## Dataset extract
● ● ●

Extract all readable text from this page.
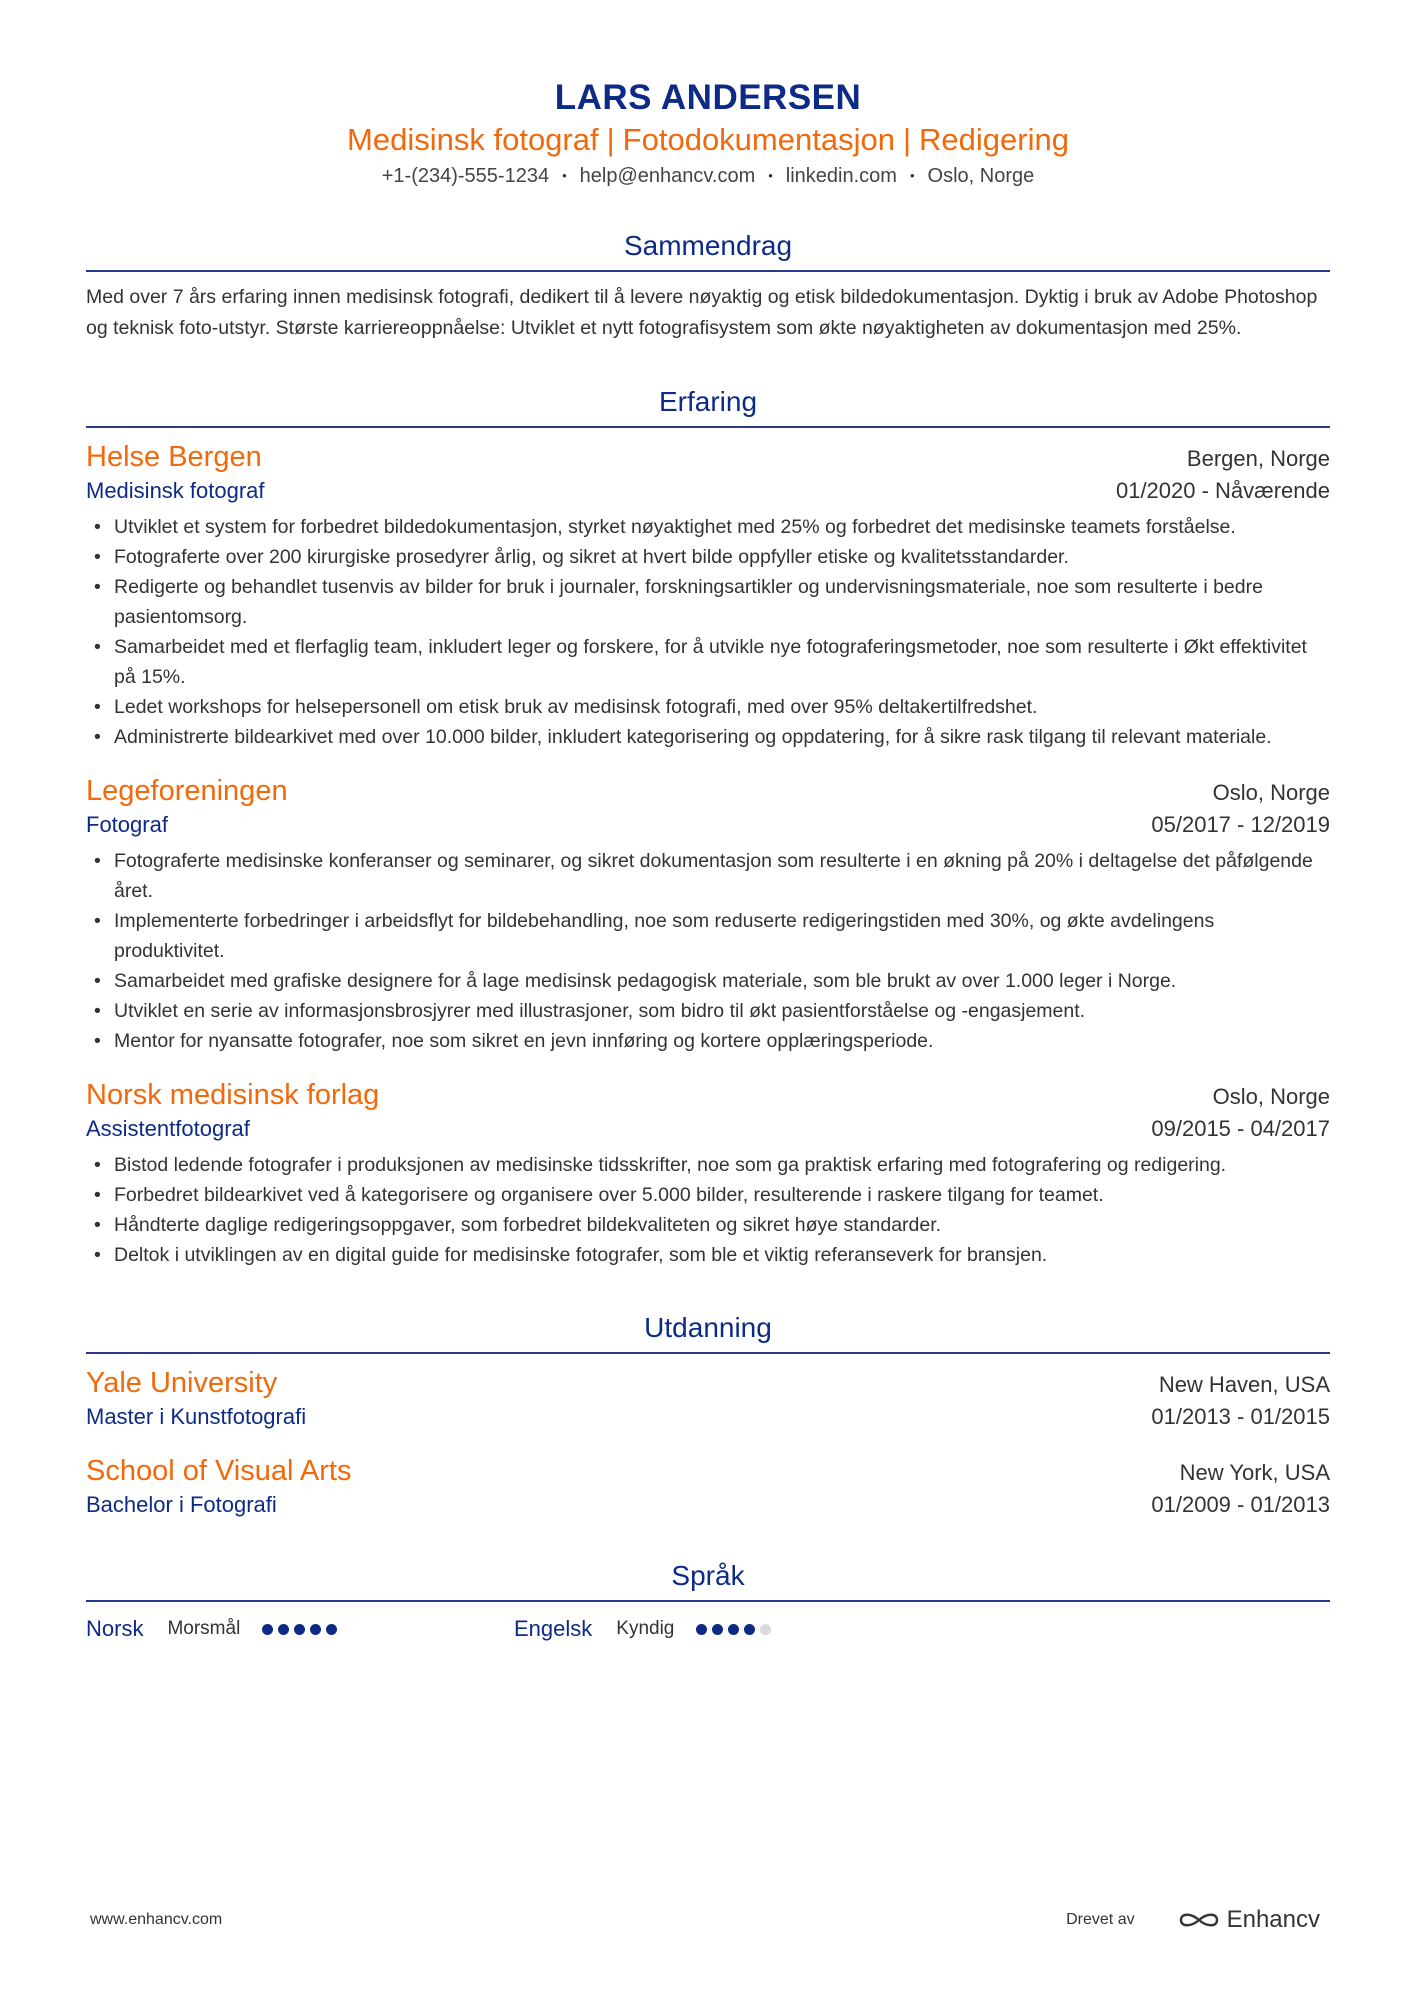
LARS ANDERSEN
Medisinsk fotograf | Fotodokumentasjon | Redigering
+1-(234)-555-1234 • help@enhancv.com • linkedin.com • Oslo, Norge
Sammendrag
Med over 7 års erfaring innen medisinsk fotografi, dedikert til å levere nøyaktig og etisk bildedokumentasjon. Dyktig i bruk av Adobe Photoshop og teknisk foto-utstyr. Største karriereoppnåelse: Utviklet et nytt fotografisystem som økte nøyaktigheten av dokumentasjon med 25%.
Erfaring
Helse Bergen	Bergen, Norge
Medisinsk fotograf	01/2020 - Nåværende
• Utviklet et system for forbedret bildedokumentasjon, styrket nøyaktighet med 25% og forbedret det medisinske teamets forståelse.
• Fotograferte over 200 kirurgiske prosedyrer årlig, og sikret at hvert bilde oppfyller etiske og kvalitetsstandarder.
• Redigerte og behandlet tusenvis av bilder for bruk i journaler, forskningsartikler og undervisningsmateriale, noe som resulterte i bedre pasientomsorg.
• Samarbeidet med et flerfaglig team, inkludert leger og forskere, for å utvikle nye fotograferingsmetoder, noe som resulterte i Økt effektivitet på 15%.
• Ledet workshops for helsepersonell om etisk bruk av medisinsk fotografi, med over 95% deltakertilfredshet.
• Administrerte bildearkivet med over 10.000 bilder, inkludert kategorisering og oppdatering, for å sikre rask tilgang til relevant materiale.
Legeforeningen	Oslo, Norge
Fotograf	05/2017 - 12/2019
• Fotograferte medisinske konferanser og seminarer, og sikret dokumentasjon som resulterte i en økning på 20% i deltagelse det påfølgende året.
• Implementerte forbedringer i arbeidsflyt for bildebehandling, noe som reduserte redigeringstiden med 30%, og økte avdelingens produktivitet.
• Samarbeidet med grafiske designere for å lage medisinsk pedagogisk materiale, som ble brukt av over 1.000 leger i Norge.
• Utviklet en serie av informasjonsbrosjyrer med illustrasjoner, som bidro til økt pasientforståelse og -engasjement.
• Mentor for nyansatte fotografer, noe som sikret en jevn innføring og kortere opplæringsperiode.
Norsk medisinsk forlag	Oslo, Norge
Assistentfotograf	09/2015 - 04/2017
• Bistod ledende fotografer i produksjonen av medisinske tidsskrifter, noe som ga praktisk erfaring med fotografering og redigering.
• Forbedret bildearkivet ved å kategorisere og organisere over 5.000 bilder, resulterende i raskere tilgang for teamet.
• Håndterte daglige redigeringsoppgaver, som forbedret bildekvaliteten og sikret høye standarder.
• Deltok i utviklingen av en digital guide for medisinske fotografer, som ble et viktig referanseverk for bransjen.
Utdanning
Yale University	New Haven, USA
Master i Kunstfotografi	01/2013 - 01/2015
School of Visual Arts	New York, USA
Bachelor i Fotografi	01/2009 - 01/2013
Språk
Norsk Morsmål	Engelsk Kyndig
www.enhancv.com	Drevet av	Enhancv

● ● ●

## To do
Retype every entry verbatim and exclude the pictures from the copy.

## Response
Extract all readable text from this page.
LARS ANDERSEN
Medisinsk fotograf | Fotodokumentasjon | Redigering
+1-(234)-555-1234 • help@enhancv.com • linkedin.com • Oslo, Norge
Sammendrag
Med over 7 års erfaring innen medisinsk fotografi, dedikert til å levere nøyaktig og etisk bildedokumentasjon. Dyktig i bruk av Adobe Photoshop og teknisk foto-utstyr. Største karriereoppnåelse: Utviklet et nytt fotografisystem som økte nøyaktigheten av dokumentasjon med 25%.
Erfaring
Helse Bergen	Bergen, Norge
Medisinsk fotograf	01/2020 - Nåværende
• Utviklet et system for forbedret bildedokumentasjon, styrket nøyaktighet med 25% og forbedret det medisinske teamets forståelse.
• Fotograferte over 200 kirurgiske prosedyrer årlig, og sikret at hvert bilde oppfyller etiske og kvalitetsstandarder.
• Redigerte og behandlet tusenvis av bilder for bruk i journaler, forskningsartikler og undervisningsmateriale, noe som resulterte i bedre pasientomsorg.
• Samarbeidet med et flerfaglig team, inkludert leger og forskere, for å utvikle nye fotograferingsmetoder, noe som resulterte i Økt effektivitet på 15%.
• Ledet workshops for helsepersonell om etisk bruk av medisinsk fotografi, med over 95% deltakertilfredshet.
• Administrerte bildearkivet med over 10.000 bilder, inkludert kategorisering og oppdatering, for å sikre rask tilgang til relevant materiale.
Legeforeningen	Oslo, Norge
Fotograf	05/2017 - 12/2019
• Fotograferte medisinske konferanser og seminarer, og sikret dokumentasjon som resulterte i en økning på 20% i deltagelse det påfølgende året.
• Implementerte forbedringer i arbeidsflyt for bildebehandling, noe som reduserte redigeringstiden med 30%, og økte avdelingens produktivitet.
• Samarbeidet med grafiske designere for å lage medisinsk pedagogisk materiale, som ble brukt av over 1.000 leger i Norge.
• Utviklet en serie av informasjonsbrosjyrer med illustrasjoner, som bidro til økt pasientforståelse og -engasjement.
• Mentor for nyansatte fotografer, noe som sikret en jevn innføring og kortere opplæringsperiode.
Norsk medisinsk forlag	Oslo, Norge
Assistentfotograf	09/2015 - 04/2017
• Bistod ledende fotografer i produksjonen av medisinske tidsskrifter, noe som ga praktisk erfaring med fotografering og redigering.
• Forbedret bildearkivet ved å kategorisere og organisere over 5.000 bilder, resulterende i raskere tilgang for teamet.
• Håndterte daglige redigeringsoppgaver, som forbedret bildekvaliteten og sikret høye standarder.
• Deltok i utviklingen av en digital guide for medisinske fotografer, som ble et viktig referanseverk for bransjen.
Utdanning
Yale University	New Haven, USA
Master i Kunstfotografi	01/2013 - 01/2015
School of Visual Arts	New York, USA
Bachelor i Fotografi	01/2009 - 01/2013
Språk
Norsk Morsmål	Engelsk Kyndig
www.enhancv.com	Drevet av	Enhancv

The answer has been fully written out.